- [Exercise prompt]
Put the lines of the listing below, from the line holding "turnover-value-label-2021: 25,747,882 RON" through the line holding "turnover-bar-2023: 46,361,151 RON", inclusive, into a Markdown table with columns named Row and Line. Number each row and leave out any blank lines.

(Element and region listings)

::::

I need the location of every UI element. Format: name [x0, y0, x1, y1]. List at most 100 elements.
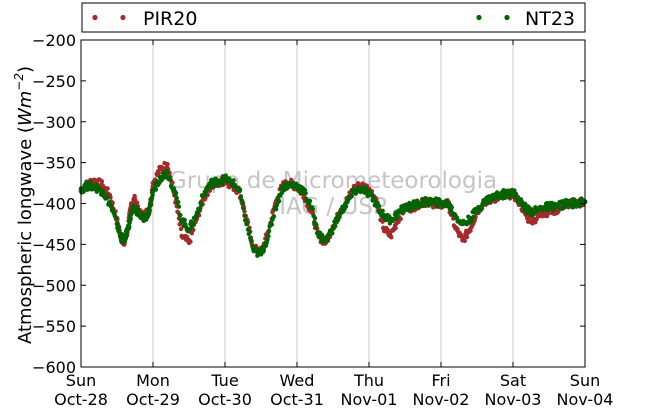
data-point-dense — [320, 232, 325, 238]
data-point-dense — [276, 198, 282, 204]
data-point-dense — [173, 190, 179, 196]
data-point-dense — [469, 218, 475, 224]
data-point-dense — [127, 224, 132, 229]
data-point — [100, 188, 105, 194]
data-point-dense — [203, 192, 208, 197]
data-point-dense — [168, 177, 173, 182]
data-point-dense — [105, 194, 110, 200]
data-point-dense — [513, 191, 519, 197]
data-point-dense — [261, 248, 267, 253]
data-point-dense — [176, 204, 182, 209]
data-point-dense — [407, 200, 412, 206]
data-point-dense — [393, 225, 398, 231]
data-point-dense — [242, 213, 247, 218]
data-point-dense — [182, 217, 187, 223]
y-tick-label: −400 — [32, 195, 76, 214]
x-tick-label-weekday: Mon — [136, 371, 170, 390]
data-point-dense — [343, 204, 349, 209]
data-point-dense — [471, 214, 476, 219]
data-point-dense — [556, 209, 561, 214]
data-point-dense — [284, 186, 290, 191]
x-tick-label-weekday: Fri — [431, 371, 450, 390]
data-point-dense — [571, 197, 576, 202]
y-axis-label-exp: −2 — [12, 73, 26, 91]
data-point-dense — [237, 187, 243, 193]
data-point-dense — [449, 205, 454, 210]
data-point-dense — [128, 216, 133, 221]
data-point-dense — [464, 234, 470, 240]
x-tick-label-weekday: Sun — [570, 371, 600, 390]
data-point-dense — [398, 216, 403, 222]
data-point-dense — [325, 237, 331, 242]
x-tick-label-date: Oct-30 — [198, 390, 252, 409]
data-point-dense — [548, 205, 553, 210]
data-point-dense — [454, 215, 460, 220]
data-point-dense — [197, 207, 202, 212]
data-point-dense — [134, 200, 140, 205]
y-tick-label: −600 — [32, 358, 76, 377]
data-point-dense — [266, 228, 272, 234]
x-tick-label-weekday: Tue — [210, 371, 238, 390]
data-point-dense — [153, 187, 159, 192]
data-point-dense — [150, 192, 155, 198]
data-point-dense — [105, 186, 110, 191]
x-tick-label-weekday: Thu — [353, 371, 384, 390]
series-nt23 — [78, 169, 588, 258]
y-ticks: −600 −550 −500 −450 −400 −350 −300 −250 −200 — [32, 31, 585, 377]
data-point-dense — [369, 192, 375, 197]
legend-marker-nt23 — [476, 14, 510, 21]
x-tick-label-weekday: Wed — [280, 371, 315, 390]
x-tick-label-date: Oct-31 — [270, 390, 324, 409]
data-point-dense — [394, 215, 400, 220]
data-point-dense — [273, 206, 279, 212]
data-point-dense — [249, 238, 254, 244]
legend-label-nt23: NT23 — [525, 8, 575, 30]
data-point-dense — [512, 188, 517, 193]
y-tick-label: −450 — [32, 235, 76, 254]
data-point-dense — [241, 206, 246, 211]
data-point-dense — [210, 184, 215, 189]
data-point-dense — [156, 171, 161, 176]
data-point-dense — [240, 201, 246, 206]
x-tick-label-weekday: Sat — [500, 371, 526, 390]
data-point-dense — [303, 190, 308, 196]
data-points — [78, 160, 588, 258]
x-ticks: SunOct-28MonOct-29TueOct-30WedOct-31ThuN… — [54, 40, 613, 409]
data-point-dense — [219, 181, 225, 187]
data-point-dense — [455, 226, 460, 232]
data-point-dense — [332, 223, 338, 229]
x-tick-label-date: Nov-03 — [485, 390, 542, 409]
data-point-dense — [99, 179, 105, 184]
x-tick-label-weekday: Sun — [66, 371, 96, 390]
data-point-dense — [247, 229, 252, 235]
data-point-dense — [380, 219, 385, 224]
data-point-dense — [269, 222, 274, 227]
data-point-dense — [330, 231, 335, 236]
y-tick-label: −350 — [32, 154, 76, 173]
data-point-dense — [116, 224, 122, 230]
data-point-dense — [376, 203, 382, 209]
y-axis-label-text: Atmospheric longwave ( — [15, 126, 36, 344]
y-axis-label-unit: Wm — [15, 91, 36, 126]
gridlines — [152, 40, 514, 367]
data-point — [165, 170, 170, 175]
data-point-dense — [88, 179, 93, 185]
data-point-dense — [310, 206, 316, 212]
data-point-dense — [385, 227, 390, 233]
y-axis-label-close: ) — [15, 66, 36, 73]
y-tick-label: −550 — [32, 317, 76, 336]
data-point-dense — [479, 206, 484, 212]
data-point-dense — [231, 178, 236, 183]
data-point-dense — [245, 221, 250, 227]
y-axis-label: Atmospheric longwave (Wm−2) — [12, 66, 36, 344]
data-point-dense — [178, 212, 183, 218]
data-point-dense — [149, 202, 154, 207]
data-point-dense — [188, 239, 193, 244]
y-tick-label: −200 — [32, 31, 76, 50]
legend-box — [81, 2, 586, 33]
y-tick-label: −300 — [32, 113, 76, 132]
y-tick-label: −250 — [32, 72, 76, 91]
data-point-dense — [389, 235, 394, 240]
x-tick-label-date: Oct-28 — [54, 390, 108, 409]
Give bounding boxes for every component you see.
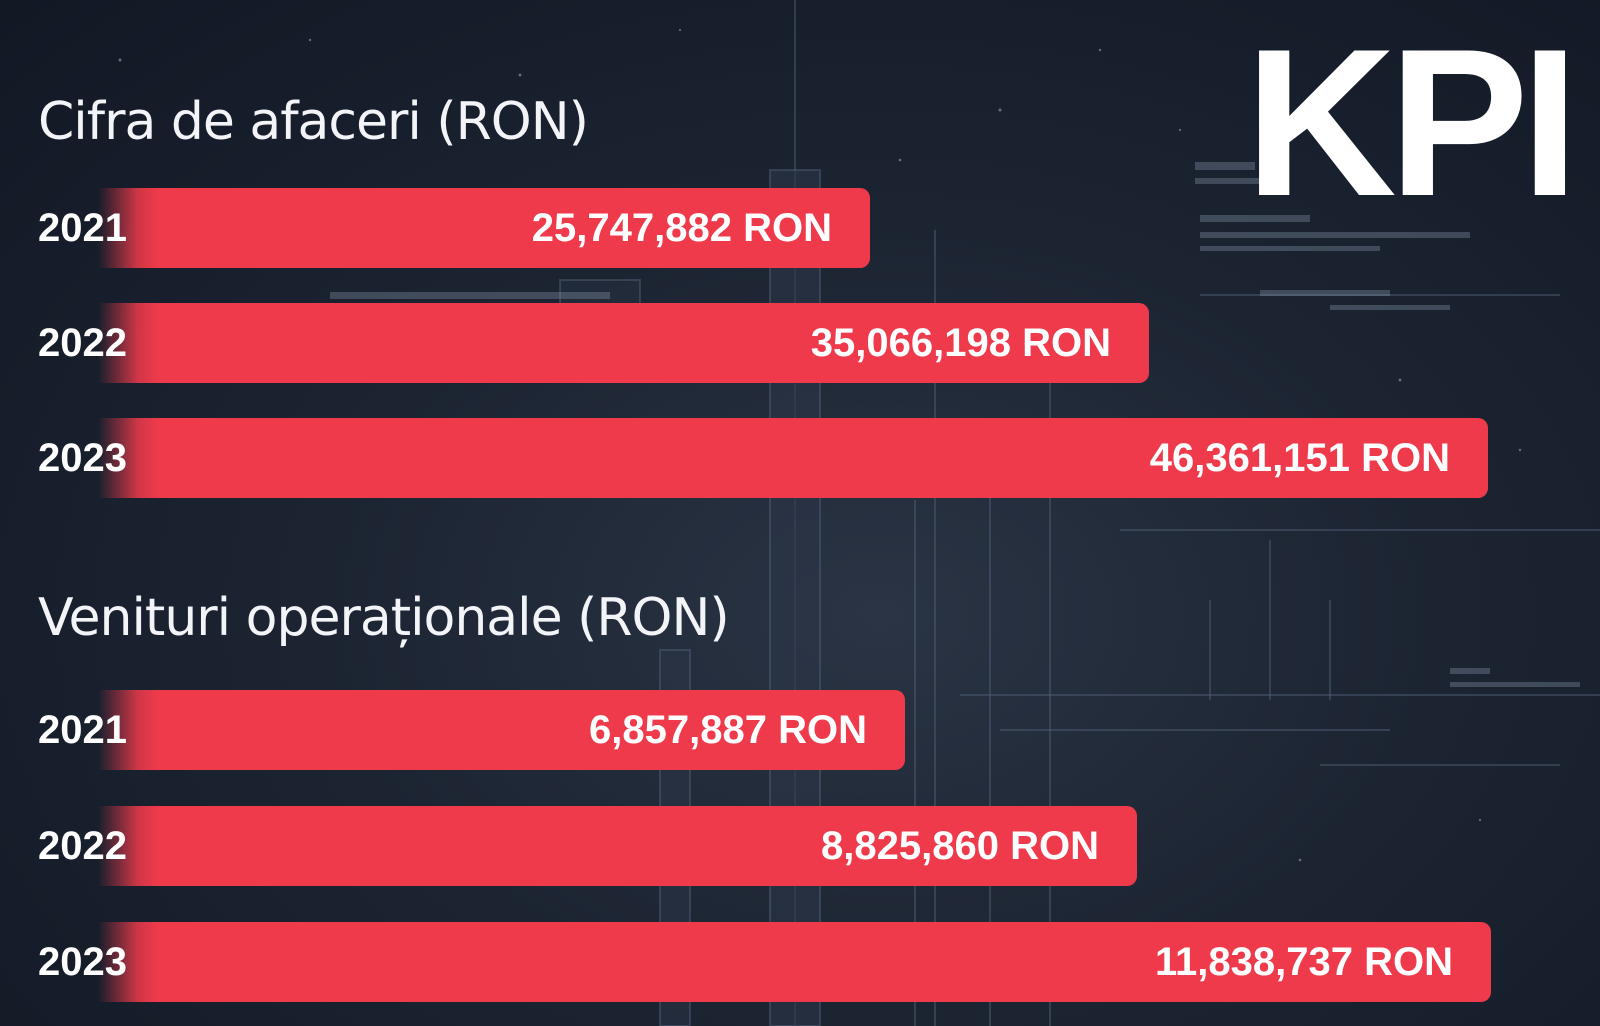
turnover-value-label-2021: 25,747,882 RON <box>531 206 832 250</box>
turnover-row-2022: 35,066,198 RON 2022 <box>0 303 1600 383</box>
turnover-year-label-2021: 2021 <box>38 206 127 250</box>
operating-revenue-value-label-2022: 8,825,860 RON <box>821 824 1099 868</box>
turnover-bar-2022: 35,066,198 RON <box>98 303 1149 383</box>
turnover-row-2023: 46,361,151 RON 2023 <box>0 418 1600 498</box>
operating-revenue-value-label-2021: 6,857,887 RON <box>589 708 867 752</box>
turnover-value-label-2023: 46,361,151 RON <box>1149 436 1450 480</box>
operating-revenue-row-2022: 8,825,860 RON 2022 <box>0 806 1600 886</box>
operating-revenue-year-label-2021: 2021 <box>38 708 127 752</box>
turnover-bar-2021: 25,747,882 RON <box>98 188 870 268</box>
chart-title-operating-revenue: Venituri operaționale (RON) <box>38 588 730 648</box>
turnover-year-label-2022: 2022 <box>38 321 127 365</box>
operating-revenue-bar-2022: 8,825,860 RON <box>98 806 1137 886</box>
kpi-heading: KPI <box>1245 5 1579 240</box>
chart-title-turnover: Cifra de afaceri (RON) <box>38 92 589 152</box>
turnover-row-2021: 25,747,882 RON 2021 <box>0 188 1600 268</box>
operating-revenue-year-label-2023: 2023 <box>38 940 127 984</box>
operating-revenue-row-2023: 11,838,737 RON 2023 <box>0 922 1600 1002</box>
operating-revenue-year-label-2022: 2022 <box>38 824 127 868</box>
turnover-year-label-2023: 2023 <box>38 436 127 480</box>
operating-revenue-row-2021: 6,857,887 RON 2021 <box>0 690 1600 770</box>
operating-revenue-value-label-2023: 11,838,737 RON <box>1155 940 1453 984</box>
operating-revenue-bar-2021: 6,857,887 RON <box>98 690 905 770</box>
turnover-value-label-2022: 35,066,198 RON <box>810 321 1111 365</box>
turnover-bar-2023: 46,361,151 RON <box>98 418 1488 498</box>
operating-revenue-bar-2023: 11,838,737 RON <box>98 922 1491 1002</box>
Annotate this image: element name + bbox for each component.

::::

- [Written response]
| Row | Line |
|---|---|
| 1 | turnover-value-label-2021: 25,747,882 RON <box>531 206 832 250</box> |
| 2 | turnover-row-2022: 35,066,198 RON 2022 <box>0 303 1600 383</box> |
| 3 | turnover-year-label-2021: 2021 <box>38 206 127 250</box> |
| 4 | operating-revenue-value-label-2022: 8,825,860 RON <box>821 824 1099 868</box> |
| 5 | turnover-bar-2022: 35,066,198 RON <box>98 303 1149 383</box> |
| 6 | turnover-row-2023: 46,361,151 RON 2023 <box>0 418 1600 498</box> |
| 7 | operating-revenue-value-label-2021: 6,857,887 RON <box>589 708 867 752</box> |
| 8 | turnover-value-label-2023: 46,361,151 RON <box>1149 436 1450 480</box> |
| 9 | operating-revenue-row-2022: 8,825,860 RON 2022 <box>0 806 1600 886</box> |
| 10 | operating-revenue-year-label-2021: 2021 <box>38 708 127 752</box> |
| 11 | turnover-bar-2021: 25,747,882 RON <box>98 188 870 268</box> |
| 12 | chart-title-operating-revenue: Venituri operaționale (RON) <box>38 588 730 648</box> |
| 13 | turnover-year-label-2022: 2022 <box>38 321 127 365</box> |
| 14 | operating-revenue-bar-2022: 8,825,860 RON <box>98 806 1137 886</box> |
| 15 | kpi-heading: KPI <box>1245 5 1579 240</box> |
| 16 | chart-title-turnover: Cifra de afaceri (RON) <box>38 92 589 152</box> |
| 17 | turnover-row-2021: 25,747,882 RON 2021 <box>0 188 1600 268</box> |
| 18 | operating-revenue-year-label-2023: 2023 <box>38 940 127 984</box> |
| 19 | operating-revenue-row-2023: 11,838,737 RON 2023 <box>0 922 1600 1002</box> |
| 20 | operating-revenue-year-label-2022: 2022 <box>38 824 127 868</box> |
| 21 | turnover-year-label-2023: 2023 <box>38 436 127 480</box> |
| 22 | operating-revenue-row-2021: 6,857,887 RON 2021 <box>0 690 1600 770</box> |
| 23 | operating-revenue-value-label-2023: 11,838,737 RON <box>1155 940 1453 984</box> |
| 24 | operating-revenue-bar-2021: 6,857,887 RON <box>98 690 905 770</box> |
| 25 | turnover-value-label-2022: 35,066,198 RON <box>810 321 1111 365</box> |
| 26 | turnover-bar-2023: 46,361,151 RON <box>98 418 1488 498</box> |